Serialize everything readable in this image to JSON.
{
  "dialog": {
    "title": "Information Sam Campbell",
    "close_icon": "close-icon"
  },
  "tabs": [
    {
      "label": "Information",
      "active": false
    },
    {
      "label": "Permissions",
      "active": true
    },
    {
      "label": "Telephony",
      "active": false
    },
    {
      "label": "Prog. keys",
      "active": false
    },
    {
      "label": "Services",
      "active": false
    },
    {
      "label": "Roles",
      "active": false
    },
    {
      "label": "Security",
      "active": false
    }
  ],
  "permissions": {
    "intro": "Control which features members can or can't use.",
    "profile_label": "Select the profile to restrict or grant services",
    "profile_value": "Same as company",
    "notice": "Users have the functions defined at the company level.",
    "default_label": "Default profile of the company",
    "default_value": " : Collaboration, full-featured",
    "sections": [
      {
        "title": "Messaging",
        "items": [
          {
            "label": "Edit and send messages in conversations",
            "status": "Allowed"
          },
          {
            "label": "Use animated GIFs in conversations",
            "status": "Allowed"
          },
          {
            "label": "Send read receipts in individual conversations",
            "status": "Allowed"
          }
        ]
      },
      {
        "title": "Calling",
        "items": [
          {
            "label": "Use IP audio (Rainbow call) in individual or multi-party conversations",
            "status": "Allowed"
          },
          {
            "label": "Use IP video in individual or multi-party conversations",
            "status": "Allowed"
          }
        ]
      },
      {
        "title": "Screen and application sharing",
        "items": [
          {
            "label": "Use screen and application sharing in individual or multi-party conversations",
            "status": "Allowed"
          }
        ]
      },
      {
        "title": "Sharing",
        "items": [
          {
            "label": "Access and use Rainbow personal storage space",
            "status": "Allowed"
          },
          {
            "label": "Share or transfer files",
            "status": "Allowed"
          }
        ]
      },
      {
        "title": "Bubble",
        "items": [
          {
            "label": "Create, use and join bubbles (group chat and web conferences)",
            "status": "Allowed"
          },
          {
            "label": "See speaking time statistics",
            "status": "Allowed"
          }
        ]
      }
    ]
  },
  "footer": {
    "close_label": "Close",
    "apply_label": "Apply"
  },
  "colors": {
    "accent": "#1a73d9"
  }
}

##########

REQUIRED WORK:
Your task is to retype all of the records exactly.

THE RESPONSE:
Serialize everything readable in this image to JSON.
{
  "dialog": {
    "title": "Information Sam Campbell",
    "close_icon": "close-icon"
  },
  "tabs": [
    {
      "label": "Information",
      "active": false
    },
    {
      "label": "Permissions",
      "active": true
    },
    {
      "label": "Telephony",
      "active": false
    },
    {
      "label": "Prog. keys",
      "active": false
    },
    {
      "label": "Services",
      "active": false
    },
    {
      "label": "Roles",
      "active": false
    },
    {
      "label": "Security",
      "active": false
    }
  ],
  "permissions": {
    "intro": "Control which features members can or can't use.",
    "profile_label": "Select the profile to restrict or grant services",
    "profile_value": "Same as company",
    "notice": "Users have the functions defined at the company level.",
    "default_label": "Default profile of the company",
    "default_value": " : Collaboration, full-featured",
    "sections": [
      {
        "title": "Messaging",
        "items": [
          {
            "label": "Edit and send messages in conversations",
            "status": "Allowed"
          },
          {
            "label": "Use animated GIFs in conversations",
            "status": "Allowed"
          },
          {
            "label": "Send read receipts in individual conversations",
            "status": "Allowed"
          }
        ]
      },
      {
        "title": "Calling",
        "items": [
          {
            "label": "Use IP audio (Rainbow call) in individual or multi-party conversations",
            "status": "Allowed"
          },
          {
            "label": "Use IP video in individual or multi-party conversations",
            "status": "Allowed"
          }
        ]
      },
      {
        "title": "Screen and application sharing",
        "items": [
          {
            "label": "Use screen and application sharing in individual or multi-party conversations",
            "status": "Allowed"
          }
        ]
      },
      {
        "title": "Sharing",
        "items": [
          {
            "label": "Access and use Rainbow personal storage space",
            "status": "Allowed"
          },
          {
            "label": "Share or transfer files",
            "status": "Allowed"
          }
        ]
      },
      {
        "title": "Bubble",
        "items": [
          {
            "label": "Create, use and join bubbles (group chat and web conferences)",
            "status": "Allowed"
          },
          {
            "label": "See speaking time statistics",
            "status": "Allowed"
          }
        ]
      }
    ]
  },
  "footer": {
    "close_label": "Close",
    "apply_label": "Apply"
  },
  "colors": {
    "accent": "#1a73d9"
  }
}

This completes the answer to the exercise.